> Directions for this task:
Exactly reproduce the lines that follow.

-- Start of Records --

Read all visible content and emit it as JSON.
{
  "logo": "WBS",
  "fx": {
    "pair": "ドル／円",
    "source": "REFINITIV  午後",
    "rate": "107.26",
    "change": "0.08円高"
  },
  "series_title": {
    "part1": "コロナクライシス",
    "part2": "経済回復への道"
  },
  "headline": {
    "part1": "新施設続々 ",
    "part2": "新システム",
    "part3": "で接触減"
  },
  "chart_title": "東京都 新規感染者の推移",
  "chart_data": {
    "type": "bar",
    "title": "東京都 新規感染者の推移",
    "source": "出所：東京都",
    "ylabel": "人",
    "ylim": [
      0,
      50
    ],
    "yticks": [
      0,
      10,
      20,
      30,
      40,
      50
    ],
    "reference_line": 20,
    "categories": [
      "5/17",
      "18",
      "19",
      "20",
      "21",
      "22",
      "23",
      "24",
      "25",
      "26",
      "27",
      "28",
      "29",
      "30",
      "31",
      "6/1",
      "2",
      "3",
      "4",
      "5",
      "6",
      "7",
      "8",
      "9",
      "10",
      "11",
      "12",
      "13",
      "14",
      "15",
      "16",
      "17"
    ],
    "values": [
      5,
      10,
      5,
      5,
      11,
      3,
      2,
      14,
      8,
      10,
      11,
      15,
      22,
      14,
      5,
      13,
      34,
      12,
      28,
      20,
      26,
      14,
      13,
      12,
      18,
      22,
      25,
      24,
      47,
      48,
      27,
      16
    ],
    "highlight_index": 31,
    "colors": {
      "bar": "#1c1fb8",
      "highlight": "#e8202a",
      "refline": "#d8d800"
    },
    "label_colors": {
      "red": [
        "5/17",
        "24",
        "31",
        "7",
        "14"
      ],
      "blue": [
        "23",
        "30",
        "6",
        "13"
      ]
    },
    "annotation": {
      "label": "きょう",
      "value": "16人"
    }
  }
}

-- End of Records --

> Answer in full:
Read all visible content and emit it as JSON.
{
  "logo": "WBS",
  "fx": {
    "pair": "ドル／円",
    "source": "REFINITIV  午後",
    "rate": "107.26",
    "change": "0.08円高"
  },
  "series_title": {
    "part1": "コロナクライシス",
    "part2": "経済回復への道"
  },
  "headline": {
    "part1": "新施設続々 ",
    "part2": "新システム",
    "part3": "で接触減"
  },
  "chart_title": "東京都 新規感染者の推移",
  "chart_data": {
    "type": "bar",
    "title": "東京都 新規感染者の推移",
    "source": "出所：東京都",
    "ylabel": "人",
    "ylim": [
      0,
      50
    ],
    "yticks": [
      0,
      10,
      20,
      30,
      40,
      50
    ],
    "reference_line": 20,
    "categories": [
      "5/17",
      "18",
      "19",
      "20",
      "21",
      "22",
      "23",
      "24",
      "25",
      "26",
      "27",
      "28",
      "29",
      "30",
      "31",
      "6/1",
      "2",
      "3",
      "4",
      "5",
      "6",
      "7",
      "8",
      "9",
      "10",
      "11",
      "12",
      "13",
      "14",
      "15",
      "16",
      "17"
    ],
    "values": [
      5,
      10,
      5,
      5,
      11,
      3,
      2,
      14,
      8,
      10,
      11,
      15,
      22,
      14,
      5,
      13,
      34,
      12,
      28,
      20,
      26,
      14,
      13,
      12,
      18,
      22,
      25,
      24,
      47,
      48,
      27,
      16
    ],
    "highlight_index": 31,
    "colors": {
      "bar": "#1c1fb8",
      "highlight": "#e8202a",
      "refline": "#d8d800"
    },
    "label_colors": {
      "red": [
        "5/17",
        "24",
        "31",
        "7",
        "14"
      ],
      "blue": [
        "23",
        "30",
        "6",
        "13"
      ]
    },
    "annotation": {
      "label": "きょう",
      "value": "16人"
    }
  }
}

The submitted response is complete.